* _Work to do_: Show every line that has the string "JSON" in it.

* _Supplied material_:
>> start
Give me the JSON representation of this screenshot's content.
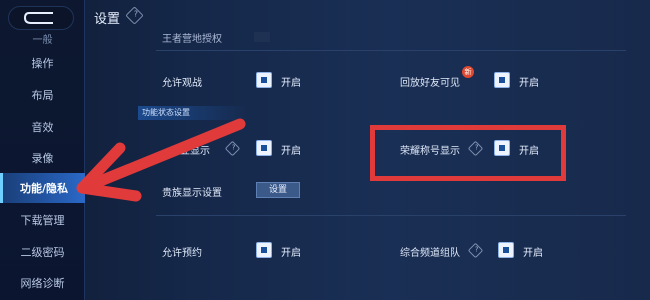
{
  "header": {
    "title": "设置",
    "info_glyph": "?"
  },
  "sidebar": {
    "items": [
      {
        "label": "一般",
        "state": "partial"
      },
      {
        "label": "操作"
      },
      {
        "label": "布局"
      },
      {
        "label": "音效"
      },
      {
        "label": "录像"
      },
      {
        "label": "功能/隐私",
        "active": true
      },
      {
        "label": "下载管理"
      },
      {
        "label": "二级密码"
      },
      {
        "label": "网络诊断"
      }
    ]
  },
  "settings": {
    "partial_row": {
      "label": "王者营地授权"
    },
    "allow_spectate": {
      "label": "允许观战",
      "toggle": "开启"
    },
    "replay_friends": {
      "label": "回放好友可见",
      "badge": "新",
      "toggle": "开启"
    },
    "section_header": "功能状态设置",
    "profession_display": {
      "label": "专业显示",
      "toggle": "开启"
    },
    "honor_title": {
      "label": "荣耀称号显示",
      "toggle": "开启"
    },
    "noble_display": {
      "label": "贵族显示设置",
      "button": "设置"
    },
    "allow_appointment": {
      "label": "允许预约",
      "toggle": "开启"
    },
    "channel_team": {
      "label": "综合频道组队",
      "toggle": "开启"
    }
  },
  "annotation": {
    "arrow_color": "#e03a3a",
    "box_color": "#e03a3a"
  }
}
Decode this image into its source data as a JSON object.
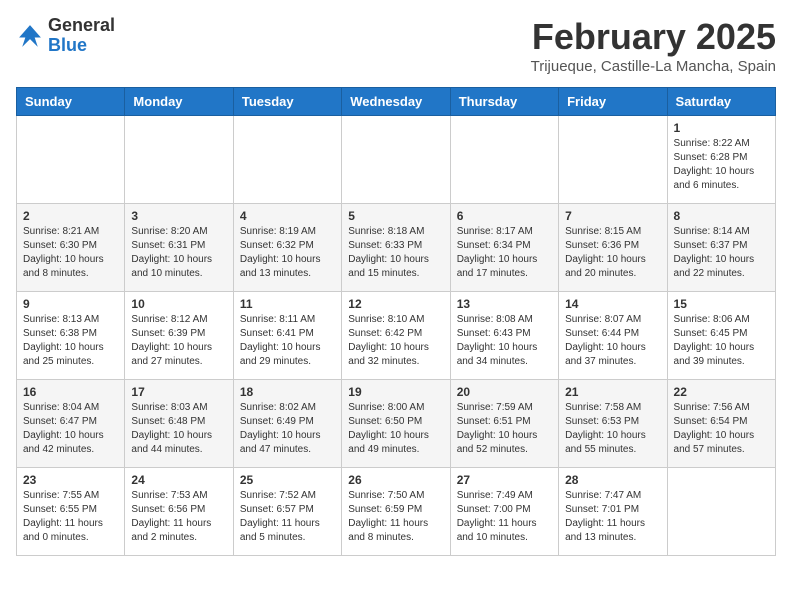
{
  "header": {
    "logo_general": "General",
    "logo_blue": "Blue",
    "month_title": "February 2025",
    "location": "Trijueque, Castille-La Mancha, Spain"
  },
  "days_of_week": [
    "Sunday",
    "Monday",
    "Tuesday",
    "Wednesday",
    "Thursday",
    "Friday",
    "Saturday"
  ],
  "weeks": [
    [
      {
        "day": "",
        "info": ""
      },
      {
        "day": "",
        "info": ""
      },
      {
        "day": "",
        "info": ""
      },
      {
        "day": "",
        "info": ""
      },
      {
        "day": "",
        "info": ""
      },
      {
        "day": "",
        "info": ""
      },
      {
        "day": "1",
        "info": "Sunrise: 8:22 AM\nSunset: 6:28 PM\nDaylight: 10 hours and 6 minutes."
      }
    ],
    [
      {
        "day": "2",
        "info": "Sunrise: 8:21 AM\nSunset: 6:30 PM\nDaylight: 10 hours and 8 minutes."
      },
      {
        "day": "3",
        "info": "Sunrise: 8:20 AM\nSunset: 6:31 PM\nDaylight: 10 hours and 10 minutes."
      },
      {
        "day": "4",
        "info": "Sunrise: 8:19 AM\nSunset: 6:32 PM\nDaylight: 10 hours and 13 minutes."
      },
      {
        "day": "5",
        "info": "Sunrise: 8:18 AM\nSunset: 6:33 PM\nDaylight: 10 hours and 15 minutes."
      },
      {
        "day": "6",
        "info": "Sunrise: 8:17 AM\nSunset: 6:34 PM\nDaylight: 10 hours and 17 minutes."
      },
      {
        "day": "7",
        "info": "Sunrise: 8:15 AM\nSunset: 6:36 PM\nDaylight: 10 hours and 20 minutes."
      },
      {
        "day": "8",
        "info": "Sunrise: 8:14 AM\nSunset: 6:37 PM\nDaylight: 10 hours and 22 minutes."
      }
    ],
    [
      {
        "day": "9",
        "info": "Sunrise: 8:13 AM\nSunset: 6:38 PM\nDaylight: 10 hours and 25 minutes."
      },
      {
        "day": "10",
        "info": "Sunrise: 8:12 AM\nSunset: 6:39 PM\nDaylight: 10 hours and 27 minutes."
      },
      {
        "day": "11",
        "info": "Sunrise: 8:11 AM\nSunset: 6:41 PM\nDaylight: 10 hours and 29 minutes."
      },
      {
        "day": "12",
        "info": "Sunrise: 8:10 AM\nSunset: 6:42 PM\nDaylight: 10 hours and 32 minutes."
      },
      {
        "day": "13",
        "info": "Sunrise: 8:08 AM\nSunset: 6:43 PM\nDaylight: 10 hours and 34 minutes."
      },
      {
        "day": "14",
        "info": "Sunrise: 8:07 AM\nSunset: 6:44 PM\nDaylight: 10 hours and 37 minutes."
      },
      {
        "day": "15",
        "info": "Sunrise: 8:06 AM\nSunset: 6:45 PM\nDaylight: 10 hours and 39 minutes."
      }
    ],
    [
      {
        "day": "16",
        "info": "Sunrise: 8:04 AM\nSunset: 6:47 PM\nDaylight: 10 hours and 42 minutes."
      },
      {
        "day": "17",
        "info": "Sunrise: 8:03 AM\nSunset: 6:48 PM\nDaylight: 10 hours and 44 minutes."
      },
      {
        "day": "18",
        "info": "Sunrise: 8:02 AM\nSunset: 6:49 PM\nDaylight: 10 hours and 47 minutes."
      },
      {
        "day": "19",
        "info": "Sunrise: 8:00 AM\nSunset: 6:50 PM\nDaylight: 10 hours and 49 minutes."
      },
      {
        "day": "20",
        "info": "Sunrise: 7:59 AM\nSunset: 6:51 PM\nDaylight: 10 hours and 52 minutes."
      },
      {
        "day": "21",
        "info": "Sunrise: 7:58 AM\nSunset: 6:53 PM\nDaylight: 10 hours and 55 minutes."
      },
      {
        "day": "22",
        "info": "Sunrise: 7:56 AM\nSunset: 6:54 PM\nDaylight: 10 hours and 57 minutes."
      }
    ],
    [
      {
        "day": "23",
        "info": "Sunrise: 7:55 AM\nSunset: 6:55 PM\nDaylight: 11 hours and 0 minutes."
      },
      {
        "day": "24",
        "info": "Sunrise: 7:53 AM\nSunset: 6:56 PM\nDaylight: 11 hours and 2 minutes."
      },
      {
        "day": "25",
        "info": "Sunrise: 7:52 AM\nSunset: 6:57 PM\nDaylight: 11 hours and 5 minutes."
      },
      {
        "day": "26",
        "info": "Sunrise: 7:50 AM\nSunset: 6:59 PM\nDaylight: 11 hours and 8 minutes."
      },
      {
        "day": "27",
        "info": "Sunrise: 7:49 AM\nSunset: 7:00 PM\nDaylight: 11 hours and 10 minutes."
      },
      {
        "day": "28",
        "info": "Sunrise: 7:47 AM\nSunset: 7:01 PM\nDaylight: 11 hours and 13 minutes."
      },
      {
        "day": "",
        "info": ""
      }
    ]
  ]
}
>> end
* _Answer to this task_:
Give me the JSON representation of this screenshot's content.
Decode this image into its source data as a JSON object.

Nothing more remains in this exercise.